[Raw records]
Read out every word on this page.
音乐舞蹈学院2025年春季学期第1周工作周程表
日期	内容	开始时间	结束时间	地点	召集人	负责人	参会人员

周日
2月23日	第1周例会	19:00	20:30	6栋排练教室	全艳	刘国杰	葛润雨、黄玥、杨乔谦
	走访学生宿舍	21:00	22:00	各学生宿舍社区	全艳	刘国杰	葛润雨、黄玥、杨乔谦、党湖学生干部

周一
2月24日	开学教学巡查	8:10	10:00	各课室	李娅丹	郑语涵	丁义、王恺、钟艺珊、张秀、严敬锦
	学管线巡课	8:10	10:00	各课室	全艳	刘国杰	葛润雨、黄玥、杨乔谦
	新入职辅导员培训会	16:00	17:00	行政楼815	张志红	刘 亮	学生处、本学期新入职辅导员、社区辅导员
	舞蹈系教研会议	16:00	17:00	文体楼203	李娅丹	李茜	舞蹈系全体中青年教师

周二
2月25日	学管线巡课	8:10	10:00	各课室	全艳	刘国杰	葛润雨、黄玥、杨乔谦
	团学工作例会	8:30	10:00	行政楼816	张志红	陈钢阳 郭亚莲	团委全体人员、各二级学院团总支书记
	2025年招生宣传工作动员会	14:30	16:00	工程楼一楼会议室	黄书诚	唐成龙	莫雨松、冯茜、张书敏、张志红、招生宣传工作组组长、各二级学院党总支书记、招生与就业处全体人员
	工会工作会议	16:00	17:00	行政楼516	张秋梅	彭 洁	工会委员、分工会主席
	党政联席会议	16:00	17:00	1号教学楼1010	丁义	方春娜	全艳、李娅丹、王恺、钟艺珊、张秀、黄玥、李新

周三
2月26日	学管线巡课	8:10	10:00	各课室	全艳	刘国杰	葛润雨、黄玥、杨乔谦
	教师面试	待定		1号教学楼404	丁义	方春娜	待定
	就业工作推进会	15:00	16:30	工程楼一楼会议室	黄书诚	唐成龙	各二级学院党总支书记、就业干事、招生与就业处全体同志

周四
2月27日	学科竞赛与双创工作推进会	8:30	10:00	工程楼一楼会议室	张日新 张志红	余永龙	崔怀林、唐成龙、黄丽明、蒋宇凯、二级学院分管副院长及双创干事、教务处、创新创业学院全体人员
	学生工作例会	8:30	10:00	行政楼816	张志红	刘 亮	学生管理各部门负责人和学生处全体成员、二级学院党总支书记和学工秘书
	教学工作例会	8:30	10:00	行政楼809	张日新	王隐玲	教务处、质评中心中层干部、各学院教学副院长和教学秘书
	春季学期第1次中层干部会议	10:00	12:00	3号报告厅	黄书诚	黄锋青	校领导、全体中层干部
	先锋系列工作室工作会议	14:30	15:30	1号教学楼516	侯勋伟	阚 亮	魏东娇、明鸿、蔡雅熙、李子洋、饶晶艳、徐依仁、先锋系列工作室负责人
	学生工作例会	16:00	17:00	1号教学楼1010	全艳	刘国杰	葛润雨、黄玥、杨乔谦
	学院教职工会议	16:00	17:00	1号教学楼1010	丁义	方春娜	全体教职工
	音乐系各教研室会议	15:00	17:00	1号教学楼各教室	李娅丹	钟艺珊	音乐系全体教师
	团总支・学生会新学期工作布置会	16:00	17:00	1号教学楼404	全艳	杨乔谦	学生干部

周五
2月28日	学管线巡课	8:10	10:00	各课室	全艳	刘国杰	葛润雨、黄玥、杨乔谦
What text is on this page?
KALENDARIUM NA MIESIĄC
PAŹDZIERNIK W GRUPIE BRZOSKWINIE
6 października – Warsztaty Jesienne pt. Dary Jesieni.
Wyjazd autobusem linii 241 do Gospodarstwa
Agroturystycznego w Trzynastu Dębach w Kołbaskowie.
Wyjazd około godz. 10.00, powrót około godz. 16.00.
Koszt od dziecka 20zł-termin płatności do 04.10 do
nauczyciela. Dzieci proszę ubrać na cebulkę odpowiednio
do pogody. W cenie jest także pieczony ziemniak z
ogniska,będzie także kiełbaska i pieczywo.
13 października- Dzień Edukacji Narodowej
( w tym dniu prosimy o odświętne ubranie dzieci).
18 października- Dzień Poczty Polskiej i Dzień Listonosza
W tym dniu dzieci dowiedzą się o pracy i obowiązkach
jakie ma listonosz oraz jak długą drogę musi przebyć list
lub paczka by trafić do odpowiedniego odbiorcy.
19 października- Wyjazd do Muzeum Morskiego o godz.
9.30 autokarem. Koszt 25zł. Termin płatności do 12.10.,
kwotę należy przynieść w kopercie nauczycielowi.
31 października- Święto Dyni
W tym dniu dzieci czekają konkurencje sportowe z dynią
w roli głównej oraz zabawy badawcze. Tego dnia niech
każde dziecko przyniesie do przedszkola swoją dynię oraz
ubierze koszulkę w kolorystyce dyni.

EXERCISE: Every record above needs to be repeated word for word.

ANSWER TO THIS EXERCISE:
Read out every word on this page.
音乐舞蹈学院2025年春季学期第1周工作周程表
日期	内容	开始时间	结束时间	地点	召集人	负责人	参会人员

周日
2月23日	第1周例会	19:00	20:30	6栋排练教室	全艳	刘国杰	葛润雨、黄玥、杨乔谦
	走访学生宿舍	21:00	22:00	各学生宿舍社区	全艳	刘国杰	葛润雨、黄玥、杨乔谦、党湖学生干部

周一
2月24日	开学教学巡查	8:10	10:00	各课室	李娅丹	郑语涵	丁义、王恺、钟艺珊、张秀、严敬锦
	学管线巡课	8:10	10:00	各课室	全艳	刘国杰	葛润雨、黄玥、杨乔谦
	新入职辅导员培训会	16:00	17:00	行政楼815	张志红	刘 亮	学生处、本学期新入职辅导员、社区辅导员
	舞蹈系教研会议	16:00	17:00	文体楼203	李娅丹	李茜	舞蹈系全体中青年教师

周二
2月25日	学管线巡课	8:10	10:00	各课室	全艳	刘国杰	葛润雨、黄玥、杨乔谦
	团学工作例会	8:30	10:00	行政楼816	张志红	陈钢阳 郭亚莲	团委全体人员、各二级学院团总支书记
	2025年招生宣传工作动员会	14:30	16:00	工程楼一楼会议室	黄书诚	唐成龙	莫雨松、冯茜、张书敏、张志红、招生宣传工作组组长、各二级学院党总支书记、招生与就业处全体人员
	工会工作会议	16:00	17:00	行政楼516	张秋梅	彭 洁	工会委员、分工会主席
	党政联席会议	16:00	17:00	1号教学楼1010	丁义	方春娜	全艳、李娅丹、王恺、钟艺珊、张秀、黄玥、李新

周三
2月26日	学管线巡课	8:10	10:00	各课室	全艳	刘国杰	葛润雨、黄玥、杨乔谦
	教师面试	待定		1号教学楼404	丁义	方春娜	待定
	就业工作推进会	15:00	16:30	工程楼一楼会议室	黄书诚	唐成龙	各二级学院党总支书记、就业干事、招生与就业处全体同志

周四
2月27日	学科竞赛与双创工作推进会	8:30	10:00	工程楼一楼会议室	张日新 张志红	余永龙	崔怀林、唐成龙、黄丽明、蒋宇凯、二级学院分管副院长及双创干事、教务处、创新创业学院全体人员
	学生工作例会	8:30	10:00	行政楼816	张志红	刘 亮	学生管理各部门负责人和学生处全体成员、二级学院党总支书记和学工秘书
	教学工作例会	8:30	10:00	行政楼809	张日新	王隐玲	教务处、质评中心中层干部、各学院教学副院长和教学秘书
	春季学期第1次中层干部会议	10:00	12:00	3号报告厅	黄书诚	黄锋青	校领导、全体中层干部
	先锋系列工作室工作会议	14:30	15:30	1号教学楼516	侯勋伟	阚 亮	魏东娇、明鸿、蔡雅熙、李子洋、饶晶艳、徐依仁、先锋系列工作室负责人
	学生工作例会	16:00	17:00	1号教学楼1010	全艳	刘国杰	葛润雨、黄玥、杨乔谦
	学院教职工会议	16:00	17:00	1号教学楼1010	丁义	方春娜	全体教职工
	音乐系各教研室会议	15:00	17:00	1号教学楼各教室	李娅丹	钟艺珊	音乐系全体教师
	团总支・学生会新学期工作布置会	16:00	17:00	1号教学楼404	全艳	杨乔谦	学生干部

周五
2月28日	学管线巡课	8:10	10:00	各课室	全艳	刘国杰	葛润雨、黄玥、杨乔谦
What text is on this page?
KALENDARIUM NA MIESIĄC
PAŹDZIERNIK W GRUPIE BRZOSKWINIE
6 października – Warsztaty Jesienne pt. Dary Jesieni.
Wyjazd autobusem linii 241 do Gospodarstwa
Agroturystycznego w Trzynastu Dębach w Kołbaskowie.
Wyjazd około godz. 10.00, powrót około godz. 16.00.
Koszt od dziecka 20zł-termin płatności do 04.10 do
nauczyciela. Dzieci proszę ubrać na cebulkę odpowiednio
do pogody. W cenie jest także pieczony ziemniak z
ogniska,będzie także kiełbaska i pieczywo.
13 października- Dzień Edukacji Narodowej
( w tym dniu prosimy o odświętne ubranie dzieci).
18 października- Dzień Poczty Polskiej i Dzień Listonosza
W tym dniu dzieci dowiedzą się o pracy i obowiązkach
jakie ma listonosz oraz jak długą drogę musi przebyć list
lub paczka by trafić do odpowiedniego odbiorcy.
19 października- Wyjazd do Muzeum Morskiego o godz.
9.30 autokarem. Koszt 25zł. Termin płatności do 12.10.,
kwotę należy przynieść w kopercie nauczycielowi.
31 października- Święto Dyni
W tym dniu dzieci czekają konkurencje sportowe z dynią
w roli głównej oraz zabawy badawcze. Tego dnia niech
każde dziecko przyniesie do przedszkola swoją dynię oraz
ubierze koszulkę w kolorystyce dyni.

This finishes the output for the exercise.